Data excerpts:
┌────────
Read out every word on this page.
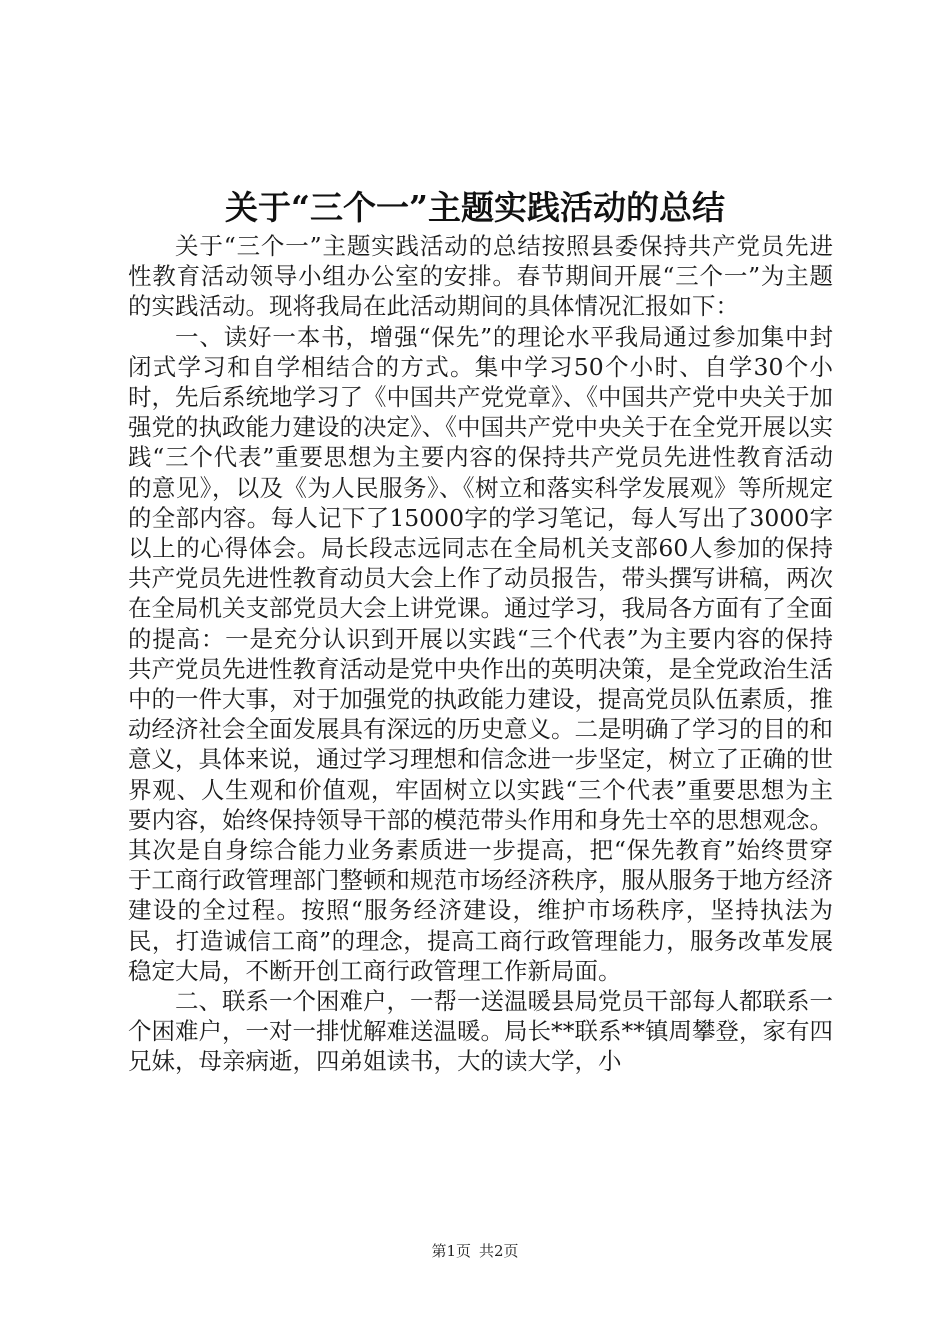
关于“三个一”主题实践活动的总结

关于“三个一”主题实践活动的总结按照县委保持共产党员先进性教育活动领导小组办公室的安排。春节期间开展“三个一”为主题的实践活动。现将我局在此活动期间的具体情况汇报如下：

一、读好一本书，增强“保先”的理论水平我局通过参加集中封闭式学习和自学相结合的方式。集中学习50个小时、自学30个小时，先后系统地学习了《中国共产党党章》、《中国共产党中央关于加强党的执政能力建设的决定》、《中国共产党中央关于在全党开展以实践“三个代表”重要思想为主要内容的保持共产党员先进性教育活动的意见》，以及《为人民服务》、《树立和落实科学发展观》等所规定的全部内容。每人记下了15000字的学习笔记，每人写出了3000字以上的心得体会。局长段志远同志在全局机关支部60人参加的保持共产党员先进性教育动员大会上作了动员报告，带头撰写讲稿，两次在全局机关支部党员大会上讲党课。通过学习，我局各方面有了全面的提高：一是充分认识到开展以实践“三个代表”为主要内容的保持共产党员先进性教育活动是党中央作出的英明决策，是全党政治生活中的一件大事，对于加强党的执政能力建设，提高党员队伍素质，推动经济社会全面发展具有深远的历史意义。二是明确了学习的目的和意义，具体来说，通过学习理想和信念进一步坚定，树立了正确的世界观、人生观和价值观，牢固树立以实践“三个代表”重要思想为主要内容，始终保持领导干部的模范带头作用和身先士卒的思想观念。其次是自身综合能力业务素质进一步提高，把“保先教育”始终贯穿于工商行政管理部门整顿和规范市场经济秩序，服从服务于地方经济建设的全过程。按照“服务经济建设，维护市场秩序，坚持执法为民，打造诚信工商”的理念，提高工商行政管理能力，服务改革发展稳定大局，不断开创工商行政管理工作新局面。

二、联系一个困难户，一帮一送温暖县局党员干部每人都联系一个困难户，一对一排忧解难送温暖。局长**联系**镇周攀登，家有四兄妹，母亲病逝，四弟姐读书，大的读大学，小

第1页 共2页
└────────
# What the exercise asks:
Transcribe the listing in full and omit the pictures.

# Correct response:
Read out every word on this page.
关于“三个一”主题实践活动的总结

关于“三个一”主题实践活动的总结按照县委保持共产党员先进性教育活动领导小组办公室的安排。春节期间开展“三个一”为主题的实践活动。现将我局在此活动期间的具体情况汇报如下：

一、读好一本书，增强“保先”的理论水平我局通过参加集中封闭式学习和自学相结合的方式。集中学习50个小时、自学30个小时，先后系统地学习了《中国共产党党章》、《中国共产党中央关于加强党的执政能力建设的决定》、《中国共产党中央关于在全党开展以实践“三个代表”重要思想为主要内容的保持共产党员先进性教育活动的意见》，以及《为人民服务》、《树立和落实科学发展观》等所规定的全部内容。每人记下了15000字的学习笔记，每人写出了3000字以上的心得体会。局长段志远同志在全局机关支部60人参加的保持共产党员先进性教育动员大会上作了动员报告，带头撰写讲稿，两次在全局机关支部党员大会上讲党课。通过学习，我局各方面有了全面的提高：一是充分认识到开展以实践“三个代表”为主要内容的保持共产党员先进性教育活动是党中央作出的英明决策，是全党政治生活中的一件大事，对于加强党的执政能力建设，提高党员队伍素质，推动经济社会全面发展具有深远的历史意义。二是明确了学习的目的和意义，具体来说，通过学习理想和信念进一步坚定，树立了正确的世界观、人生观和价值观，牢固树立以实践“三个代表”重要思想为主要内容，始终保持领导干部的模范带头作用和身先士卒的思想观念。其次是自身综合能力业务素质进一步提高，把“保先教育”始终贯穿于工商行政管理部门整顿和规范市场经济秩序，服从服务于地方经济建设的全过程。按照“服务经济建设，维护市场秩序，坚持执法为民，打造诚信工商”的理念，提高工商行政管理能力，服务改革发展稳定大局，不断开创工商行政管理工作新局面。

二、联系一个困难户，一帮一送温暖县局党员干部每人都联系一个困难户，一对一排忧解难送温暖。局长**联系**镇周攀登，家有四兄妹，母亲病逝，四弟姐读书，大的读大学，小

第1页 共2页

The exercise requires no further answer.